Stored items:
•••

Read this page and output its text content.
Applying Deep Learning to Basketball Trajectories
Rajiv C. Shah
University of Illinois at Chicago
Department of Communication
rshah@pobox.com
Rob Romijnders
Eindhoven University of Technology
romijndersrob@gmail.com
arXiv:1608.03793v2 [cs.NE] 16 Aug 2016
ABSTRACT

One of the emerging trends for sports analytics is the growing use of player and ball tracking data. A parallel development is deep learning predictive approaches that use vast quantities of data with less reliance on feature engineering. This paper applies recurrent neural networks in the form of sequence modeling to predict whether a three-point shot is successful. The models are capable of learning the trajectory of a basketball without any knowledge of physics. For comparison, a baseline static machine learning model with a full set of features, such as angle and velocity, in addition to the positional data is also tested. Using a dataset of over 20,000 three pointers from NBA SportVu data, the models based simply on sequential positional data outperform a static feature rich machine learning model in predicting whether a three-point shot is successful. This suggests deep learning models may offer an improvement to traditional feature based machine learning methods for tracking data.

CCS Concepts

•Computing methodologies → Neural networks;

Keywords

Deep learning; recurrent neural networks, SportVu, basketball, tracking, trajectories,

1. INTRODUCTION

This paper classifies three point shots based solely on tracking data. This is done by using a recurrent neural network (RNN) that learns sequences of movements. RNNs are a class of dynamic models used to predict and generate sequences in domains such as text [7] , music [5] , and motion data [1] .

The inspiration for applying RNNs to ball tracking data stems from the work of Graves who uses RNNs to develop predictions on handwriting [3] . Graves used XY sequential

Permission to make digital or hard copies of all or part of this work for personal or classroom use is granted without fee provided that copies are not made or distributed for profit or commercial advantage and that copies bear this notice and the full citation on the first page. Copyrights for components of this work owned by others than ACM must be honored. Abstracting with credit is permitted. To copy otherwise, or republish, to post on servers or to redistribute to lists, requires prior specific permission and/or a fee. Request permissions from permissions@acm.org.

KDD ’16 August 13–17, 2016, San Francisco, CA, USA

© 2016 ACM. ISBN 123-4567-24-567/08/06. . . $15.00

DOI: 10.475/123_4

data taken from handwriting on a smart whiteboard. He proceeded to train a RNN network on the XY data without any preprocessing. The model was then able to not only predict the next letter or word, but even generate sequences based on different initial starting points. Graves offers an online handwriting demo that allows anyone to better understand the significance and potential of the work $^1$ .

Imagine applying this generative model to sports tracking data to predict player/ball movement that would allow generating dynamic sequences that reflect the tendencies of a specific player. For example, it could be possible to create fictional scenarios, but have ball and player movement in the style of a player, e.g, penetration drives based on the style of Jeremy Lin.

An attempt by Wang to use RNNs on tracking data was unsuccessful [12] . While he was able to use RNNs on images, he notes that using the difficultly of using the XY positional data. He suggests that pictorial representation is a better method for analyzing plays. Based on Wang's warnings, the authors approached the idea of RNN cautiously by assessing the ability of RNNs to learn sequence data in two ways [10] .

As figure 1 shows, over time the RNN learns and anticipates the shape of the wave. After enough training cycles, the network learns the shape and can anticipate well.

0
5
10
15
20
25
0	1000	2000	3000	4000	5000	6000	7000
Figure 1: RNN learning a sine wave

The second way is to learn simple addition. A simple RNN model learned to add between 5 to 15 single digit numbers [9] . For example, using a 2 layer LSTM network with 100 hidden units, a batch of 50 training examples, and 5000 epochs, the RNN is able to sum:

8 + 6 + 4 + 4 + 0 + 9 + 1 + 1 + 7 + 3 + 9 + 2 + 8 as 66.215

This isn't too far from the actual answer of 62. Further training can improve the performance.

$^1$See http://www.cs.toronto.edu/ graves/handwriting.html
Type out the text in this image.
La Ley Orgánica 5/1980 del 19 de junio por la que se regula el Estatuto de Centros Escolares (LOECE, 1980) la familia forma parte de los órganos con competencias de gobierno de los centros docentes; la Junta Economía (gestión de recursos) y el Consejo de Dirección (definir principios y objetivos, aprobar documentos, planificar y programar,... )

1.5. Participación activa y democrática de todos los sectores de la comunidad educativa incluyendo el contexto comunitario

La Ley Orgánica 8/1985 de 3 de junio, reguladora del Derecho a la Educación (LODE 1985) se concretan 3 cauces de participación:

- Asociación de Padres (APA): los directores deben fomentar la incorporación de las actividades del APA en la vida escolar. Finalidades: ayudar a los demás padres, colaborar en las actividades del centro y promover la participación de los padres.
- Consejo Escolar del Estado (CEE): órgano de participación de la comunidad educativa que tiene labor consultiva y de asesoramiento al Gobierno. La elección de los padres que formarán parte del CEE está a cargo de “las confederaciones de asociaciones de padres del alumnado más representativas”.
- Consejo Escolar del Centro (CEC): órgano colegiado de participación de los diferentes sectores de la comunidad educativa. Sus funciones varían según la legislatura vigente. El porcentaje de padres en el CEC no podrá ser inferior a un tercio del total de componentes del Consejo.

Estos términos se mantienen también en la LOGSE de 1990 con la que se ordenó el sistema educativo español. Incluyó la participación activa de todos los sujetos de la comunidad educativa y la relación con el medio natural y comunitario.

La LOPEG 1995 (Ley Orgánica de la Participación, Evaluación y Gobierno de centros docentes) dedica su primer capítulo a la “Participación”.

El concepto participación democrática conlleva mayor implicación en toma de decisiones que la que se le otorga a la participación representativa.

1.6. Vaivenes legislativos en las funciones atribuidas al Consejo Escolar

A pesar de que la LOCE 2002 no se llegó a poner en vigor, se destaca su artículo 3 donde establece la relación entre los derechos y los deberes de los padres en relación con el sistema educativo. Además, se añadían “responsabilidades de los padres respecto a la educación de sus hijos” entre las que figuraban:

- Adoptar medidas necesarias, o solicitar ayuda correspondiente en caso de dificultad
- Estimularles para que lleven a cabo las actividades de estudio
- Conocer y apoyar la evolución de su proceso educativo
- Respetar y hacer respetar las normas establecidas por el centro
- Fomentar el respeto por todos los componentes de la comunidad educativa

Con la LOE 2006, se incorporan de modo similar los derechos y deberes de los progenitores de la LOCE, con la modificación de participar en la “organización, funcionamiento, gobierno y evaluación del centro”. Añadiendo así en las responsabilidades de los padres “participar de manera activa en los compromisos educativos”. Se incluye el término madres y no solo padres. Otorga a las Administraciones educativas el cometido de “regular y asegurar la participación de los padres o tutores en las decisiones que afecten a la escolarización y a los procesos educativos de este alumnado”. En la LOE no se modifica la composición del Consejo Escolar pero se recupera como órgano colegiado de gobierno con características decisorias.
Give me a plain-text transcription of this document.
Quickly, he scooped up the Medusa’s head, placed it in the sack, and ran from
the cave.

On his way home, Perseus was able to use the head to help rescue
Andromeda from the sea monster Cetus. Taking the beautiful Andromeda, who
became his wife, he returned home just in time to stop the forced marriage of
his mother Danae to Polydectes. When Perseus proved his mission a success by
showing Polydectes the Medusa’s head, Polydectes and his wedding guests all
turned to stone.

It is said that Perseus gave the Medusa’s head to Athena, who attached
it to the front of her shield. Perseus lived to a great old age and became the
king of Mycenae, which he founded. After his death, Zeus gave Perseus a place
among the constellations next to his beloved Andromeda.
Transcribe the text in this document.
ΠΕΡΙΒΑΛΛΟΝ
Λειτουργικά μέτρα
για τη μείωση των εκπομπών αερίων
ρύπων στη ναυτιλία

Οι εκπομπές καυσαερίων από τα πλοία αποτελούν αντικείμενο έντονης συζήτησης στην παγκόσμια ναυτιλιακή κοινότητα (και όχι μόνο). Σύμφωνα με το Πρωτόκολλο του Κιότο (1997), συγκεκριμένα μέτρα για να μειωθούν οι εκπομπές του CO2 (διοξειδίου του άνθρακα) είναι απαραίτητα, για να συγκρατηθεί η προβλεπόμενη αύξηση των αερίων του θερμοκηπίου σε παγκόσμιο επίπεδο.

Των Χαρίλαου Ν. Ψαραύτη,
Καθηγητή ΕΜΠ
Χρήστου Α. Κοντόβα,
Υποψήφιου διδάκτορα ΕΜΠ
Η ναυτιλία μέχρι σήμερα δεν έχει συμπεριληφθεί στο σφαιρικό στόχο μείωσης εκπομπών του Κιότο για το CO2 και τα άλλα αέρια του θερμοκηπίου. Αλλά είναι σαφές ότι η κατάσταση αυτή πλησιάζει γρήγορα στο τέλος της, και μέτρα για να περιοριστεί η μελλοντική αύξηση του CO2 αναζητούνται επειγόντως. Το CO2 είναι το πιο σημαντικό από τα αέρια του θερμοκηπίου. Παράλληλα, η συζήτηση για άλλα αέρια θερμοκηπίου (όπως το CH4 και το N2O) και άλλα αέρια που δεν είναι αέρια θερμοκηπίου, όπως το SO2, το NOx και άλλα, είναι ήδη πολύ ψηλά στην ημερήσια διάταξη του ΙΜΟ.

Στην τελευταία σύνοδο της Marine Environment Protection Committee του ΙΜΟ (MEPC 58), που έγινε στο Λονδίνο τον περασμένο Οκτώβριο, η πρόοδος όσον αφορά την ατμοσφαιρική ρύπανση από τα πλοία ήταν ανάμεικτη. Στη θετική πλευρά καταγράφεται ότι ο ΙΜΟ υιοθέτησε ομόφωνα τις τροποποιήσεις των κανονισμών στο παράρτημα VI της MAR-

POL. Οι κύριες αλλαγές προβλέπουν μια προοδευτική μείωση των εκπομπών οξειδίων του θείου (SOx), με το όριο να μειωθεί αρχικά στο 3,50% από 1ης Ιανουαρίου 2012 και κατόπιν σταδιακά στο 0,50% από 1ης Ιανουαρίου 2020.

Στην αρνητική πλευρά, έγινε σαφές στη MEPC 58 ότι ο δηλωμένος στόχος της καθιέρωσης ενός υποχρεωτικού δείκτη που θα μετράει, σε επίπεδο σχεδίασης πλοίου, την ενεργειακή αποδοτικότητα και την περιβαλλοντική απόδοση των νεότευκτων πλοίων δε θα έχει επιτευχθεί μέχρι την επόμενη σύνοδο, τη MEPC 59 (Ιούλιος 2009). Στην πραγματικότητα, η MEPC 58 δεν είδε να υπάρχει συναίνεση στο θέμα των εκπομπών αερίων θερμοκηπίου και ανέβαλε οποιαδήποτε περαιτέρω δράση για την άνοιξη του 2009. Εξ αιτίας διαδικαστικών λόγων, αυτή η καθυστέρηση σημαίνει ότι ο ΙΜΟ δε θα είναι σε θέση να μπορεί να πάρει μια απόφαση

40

•••

Directions for this task. Using the material above, copy every line in which the string "εκπομπών" occurs.

Result for this exercise.
για τη μείωση των εκπομπών αερίων
Η ναυτιλία μέχρι σήμερα δεν έχει συμπεριληφθεί στο σφαιρικό στόχο μείωσης εκπομπών του Κιότο για το CO2 και τα άλλα αέρια του θερμοκηπίου. Αλλά είναι σαφές ότι η κατάσταση αυτή πλησιάζει γρήγορα στο τέλος της, και μέτρα για να περιοριστεί η μελλοντική αύξηση του CO2 αναζητούνται επειγόντως. Το CO2 είναι το πιο σημαντικό από τα αέρια του θερμοκηπίου. Παράλληλα, η συζήτηση για άλλα αέρια θερμοκηπίου (όπως το CH4 και το N2O) και άλλα αέρια που δεν είναι αέρια θερμοκηπίου, όπως το SO2, το NOx και άλλα, είναι ήδη πολύ ψηλά στην ημερήσια διάταξη του ΙΜΟ.
POL. Οι κύριες αλλαγές προβλέπουν μια προοδευτική μείωση των εκπομπών οξειδίων του θείου (SOx), με το όριο να μειωθεί αρχικά στο 3,50% από 1ης Ιανουαρίου 2012 και κατόπιν σταδιακά στο 0,50% από 1ης Ιανουαρίου 2020.
Στην αρνητική πλευρά, έγινε σαφές στη MEPC 58 ότι ο δηλωμένος στόχος της καθιέρωσης ενός υποχρεωτικού δείκτη που θα μετράει, σε επίπεδο σχεδίασης πλοίου, την ενεργειακή αποδοτικότητα και την περιβαλλοντική απόδοση των νεότευκτων πλοίων δε θα έχει επιτευχθεί μέχρι την επόμενη σύνοδο, τη MEPC 59 (Ιούλιος 2009). Στην πραγματικότητα, η MEPC 58 δεν είδε να υπάρχει συναίνεση στο θέμα των εκπομπών αερίων θερμοκηπίου και ανέβαλε οποιαδήποτε περαιτέρω δράση για την άνοιξη του 2009. Εξ αιτίας διαδικαστικών λόγων, αυτή η καθυστέρηση σημαίνει ότι ο ΙΜΟ δε θα είναι σε θέση να μπορεί να πάρει μια απόφαση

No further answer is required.